* _Entries provided_
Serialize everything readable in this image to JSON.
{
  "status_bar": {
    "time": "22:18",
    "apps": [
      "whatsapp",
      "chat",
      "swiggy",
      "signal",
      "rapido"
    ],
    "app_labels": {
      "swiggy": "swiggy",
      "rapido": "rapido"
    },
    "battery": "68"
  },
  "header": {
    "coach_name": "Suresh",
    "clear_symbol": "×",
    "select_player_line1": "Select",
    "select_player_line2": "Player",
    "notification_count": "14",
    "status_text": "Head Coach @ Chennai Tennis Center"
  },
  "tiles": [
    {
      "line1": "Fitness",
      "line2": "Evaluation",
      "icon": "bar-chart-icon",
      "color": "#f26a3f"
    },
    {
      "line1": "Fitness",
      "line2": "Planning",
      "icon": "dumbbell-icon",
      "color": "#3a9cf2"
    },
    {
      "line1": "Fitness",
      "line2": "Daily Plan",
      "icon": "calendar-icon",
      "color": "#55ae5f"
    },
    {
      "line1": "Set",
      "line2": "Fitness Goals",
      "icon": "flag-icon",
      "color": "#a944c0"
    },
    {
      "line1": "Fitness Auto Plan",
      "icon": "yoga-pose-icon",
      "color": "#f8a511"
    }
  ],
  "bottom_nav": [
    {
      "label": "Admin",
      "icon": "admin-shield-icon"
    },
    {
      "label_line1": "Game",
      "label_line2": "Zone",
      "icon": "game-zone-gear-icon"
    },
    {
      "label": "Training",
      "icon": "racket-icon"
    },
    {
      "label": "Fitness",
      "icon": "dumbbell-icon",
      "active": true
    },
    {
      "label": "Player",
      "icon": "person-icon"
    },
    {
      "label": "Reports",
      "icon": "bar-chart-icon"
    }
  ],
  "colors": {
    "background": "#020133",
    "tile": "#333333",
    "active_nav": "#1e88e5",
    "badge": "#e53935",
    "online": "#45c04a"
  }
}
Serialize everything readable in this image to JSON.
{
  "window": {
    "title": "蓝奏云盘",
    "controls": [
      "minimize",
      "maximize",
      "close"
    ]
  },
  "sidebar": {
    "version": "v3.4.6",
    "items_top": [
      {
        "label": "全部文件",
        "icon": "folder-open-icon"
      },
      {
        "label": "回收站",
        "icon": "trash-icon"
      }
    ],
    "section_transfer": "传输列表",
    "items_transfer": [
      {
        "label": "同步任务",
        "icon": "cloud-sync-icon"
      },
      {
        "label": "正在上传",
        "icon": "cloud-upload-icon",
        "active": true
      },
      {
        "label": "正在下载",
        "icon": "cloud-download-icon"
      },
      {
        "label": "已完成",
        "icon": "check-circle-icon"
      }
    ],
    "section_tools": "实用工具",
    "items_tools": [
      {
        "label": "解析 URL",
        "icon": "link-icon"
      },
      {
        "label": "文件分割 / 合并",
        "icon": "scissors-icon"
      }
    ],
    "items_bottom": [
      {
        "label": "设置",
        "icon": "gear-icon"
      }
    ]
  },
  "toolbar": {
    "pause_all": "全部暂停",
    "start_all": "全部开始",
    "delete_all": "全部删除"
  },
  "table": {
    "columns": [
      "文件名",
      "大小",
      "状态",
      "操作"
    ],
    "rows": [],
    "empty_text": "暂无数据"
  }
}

* _Given problem_
Repeat the whole listing exactly, keeping every line intact.

* _Worked solution_
Serialize everything readable in this image to JSON.
{
  "status_bar": {
    "time": "22:18",
    "apps": [
      "whatsapp",
      "chat",
      "swiggy",
      "signal",
      "rapido"
    ],
    "app_labels": {
      "swiggy": "swiggy",
      "rapido": "rapido"
    },
    "battery": "68"
  },
  "header": {
    "coach_name": "Suresh",
    "clear_symbol": "×",
    "select_player_line1": "Select",
    "select_player_line2": "Player",
    "notification_count": "14",
    "status_text": "Head Coach @ Chennai Tennis Center"
  },
  "tiles": [
    {
      "line1": "Fitness",
      "line2": "Evaluation",
      "icon": "bar-chart-icon",
      "color": "#f26a3f"
    },
    {
      "line1": "Fitness",
      "line2": "Planning",
      "icon": "dumbbell-icon",
      "color": "#3a9cf2"
    },
    {
      "line1": "Fitness",
      "line2": "Daily Plan",
      "icon": "calendar-icon",
      "color": "#55ae5f"
    },
    {
      "line1": "Set",
      "line2": "Fitness Goals",
      "icon": "flag-icon",
      "color": "#a944c0"
    },
    {
      "line1": "Fitness Auto Plan",
      "icon": "yoga-pose-icon",
      "color": "#f8a511"
    }
  ],
  "bottom_nav": [
    {
      "label": "Admin",
      "icon": "admin-shield-icon"
    },
    {
      "label_line1": "Game",
      "label_line2": "Zone",
      "icon": "game-zone-gear-icon"
    },
    {
      "label": "Training",
      "icon": "racket-icon"
    },
    {
      "label": "Fitness",
      "icon": "dumbbell-icon",
      "active": true
    },
    {
      "label": "Player",
      "icon": "person-icon"
    },
    {
      "label": "Reports",
      "icon": "bar-chart-icon"
    }
  ],
  "colors": {
    "background": "#020133",
    "tile": "#333333",
    "active_nav": "#1e88e5",
    "badge": "#e53935",
    "online": "#45c04a"
  }
}
Serialize everything readable in this image to JSON.
{
  "window": {
    "title": "蓝奏云盘",
    "controls": [
      "minimize",
      "maximize",
      "close"
    ]
  },
  "sidebar": {
    "version": "v3.4.6",
    "items_top": [
      {
        "label": "全部文件",
        "icon": "folder-open-icon"
      },
      {
        "label": "回收站",
        "icon": "trash-icon"
      }
    ],
    "section_transfer": "传输列表",
    "items_transfer": [
      {
        "label": "同步任务",
        "icon": "cloud-sync-icon"
      },
      {
        "label": "正在上传",
        "icon": "cloud-upload-icon",
        "active": true
      },
      {
        "label": "正在下载",
        "icon": "cloud-download-icon"
      },
      {
        "label": "已完成",
        "icon": "check-circle-icon"
      }
    ],
    "section_tools": "实用工具",
    "items_tools": [
      {
        "label": "解析 URL",
        "icon": "link-icon"
      },
      {
        "label": "文件分割 / 合并",
        "icon": "scissors-icon"
      }
    ],
    "items_bottom": [
      {
        "label": "设置",
        "icon": "gear-icon"
      }
    ]
  },
  "toolbar": {
    "pause_all": "全部暂停",
    "start_all": "全部开始",
    "delete_all": "全部删除"
  },
  "table": {
    "columns": [
      "文件名",
      "大小",
      "状态",
      "操作"
    ],
    "rows": [],
    "empty_text": "暂无数据"
  }
}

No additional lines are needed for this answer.